DIRECTIONS
What is the number of lines holding the word "requests"? Write that number and nothing else.

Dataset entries
------------

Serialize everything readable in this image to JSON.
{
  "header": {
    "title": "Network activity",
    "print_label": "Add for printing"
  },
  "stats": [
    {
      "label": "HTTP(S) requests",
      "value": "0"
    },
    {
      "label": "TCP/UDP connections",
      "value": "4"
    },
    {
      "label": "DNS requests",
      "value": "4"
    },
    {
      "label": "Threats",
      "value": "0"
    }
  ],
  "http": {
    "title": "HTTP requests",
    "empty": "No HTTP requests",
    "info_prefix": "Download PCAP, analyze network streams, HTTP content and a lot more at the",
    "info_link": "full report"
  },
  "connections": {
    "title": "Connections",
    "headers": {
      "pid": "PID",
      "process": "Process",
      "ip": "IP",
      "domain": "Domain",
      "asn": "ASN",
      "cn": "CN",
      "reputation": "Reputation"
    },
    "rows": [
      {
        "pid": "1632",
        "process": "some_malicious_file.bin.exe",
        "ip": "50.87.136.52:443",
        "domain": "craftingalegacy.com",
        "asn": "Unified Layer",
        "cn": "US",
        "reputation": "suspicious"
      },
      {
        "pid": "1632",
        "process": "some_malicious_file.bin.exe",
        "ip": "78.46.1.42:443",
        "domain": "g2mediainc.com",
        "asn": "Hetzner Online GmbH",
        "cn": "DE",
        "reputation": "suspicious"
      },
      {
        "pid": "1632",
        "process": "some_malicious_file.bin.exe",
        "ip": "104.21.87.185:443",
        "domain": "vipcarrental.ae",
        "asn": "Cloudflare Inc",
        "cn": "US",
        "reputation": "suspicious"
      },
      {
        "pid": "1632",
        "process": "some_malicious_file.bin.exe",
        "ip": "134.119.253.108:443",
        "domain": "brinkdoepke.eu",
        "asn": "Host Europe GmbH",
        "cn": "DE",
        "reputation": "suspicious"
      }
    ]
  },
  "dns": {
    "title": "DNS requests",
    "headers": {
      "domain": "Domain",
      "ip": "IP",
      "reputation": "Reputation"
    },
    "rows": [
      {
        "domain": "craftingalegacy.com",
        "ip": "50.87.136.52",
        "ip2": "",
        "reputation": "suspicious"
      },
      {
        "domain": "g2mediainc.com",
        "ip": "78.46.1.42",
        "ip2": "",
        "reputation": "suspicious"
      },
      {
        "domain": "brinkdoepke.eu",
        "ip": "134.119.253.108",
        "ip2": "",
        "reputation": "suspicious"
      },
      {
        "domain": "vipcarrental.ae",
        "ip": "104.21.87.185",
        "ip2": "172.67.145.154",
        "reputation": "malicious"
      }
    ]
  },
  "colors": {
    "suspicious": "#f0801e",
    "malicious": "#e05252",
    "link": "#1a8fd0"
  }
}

------------

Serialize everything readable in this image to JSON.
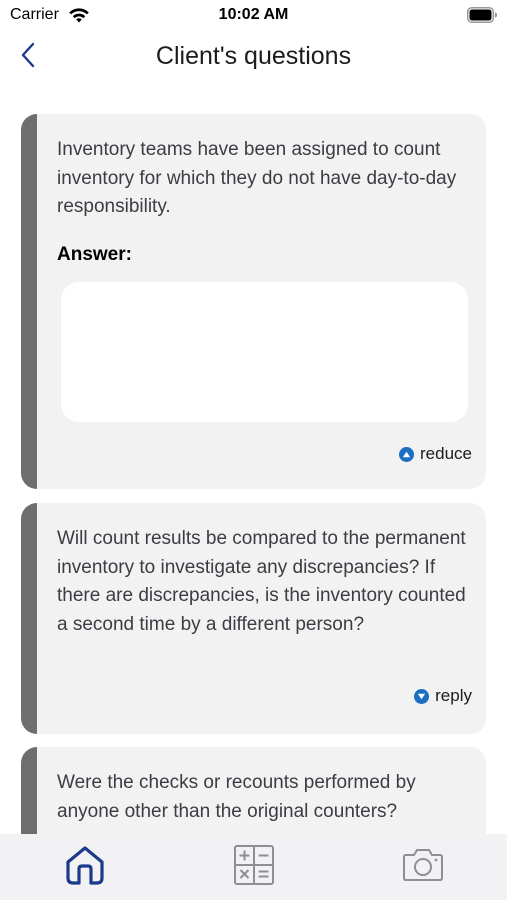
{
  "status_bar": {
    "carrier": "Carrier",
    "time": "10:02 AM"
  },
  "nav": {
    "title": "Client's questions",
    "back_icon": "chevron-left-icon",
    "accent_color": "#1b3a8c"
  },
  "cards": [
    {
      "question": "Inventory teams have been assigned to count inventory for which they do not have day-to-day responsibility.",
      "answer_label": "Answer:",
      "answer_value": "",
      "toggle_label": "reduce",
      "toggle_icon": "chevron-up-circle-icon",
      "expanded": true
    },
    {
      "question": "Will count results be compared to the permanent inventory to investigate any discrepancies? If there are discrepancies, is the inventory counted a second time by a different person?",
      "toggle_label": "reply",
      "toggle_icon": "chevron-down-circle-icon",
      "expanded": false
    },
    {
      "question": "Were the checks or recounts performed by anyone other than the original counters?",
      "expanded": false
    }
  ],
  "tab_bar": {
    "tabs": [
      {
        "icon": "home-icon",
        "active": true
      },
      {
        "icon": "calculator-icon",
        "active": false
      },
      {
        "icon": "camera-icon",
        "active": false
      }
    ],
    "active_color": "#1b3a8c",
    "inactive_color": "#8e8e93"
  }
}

------------

ANSWER FOR THE TASK
5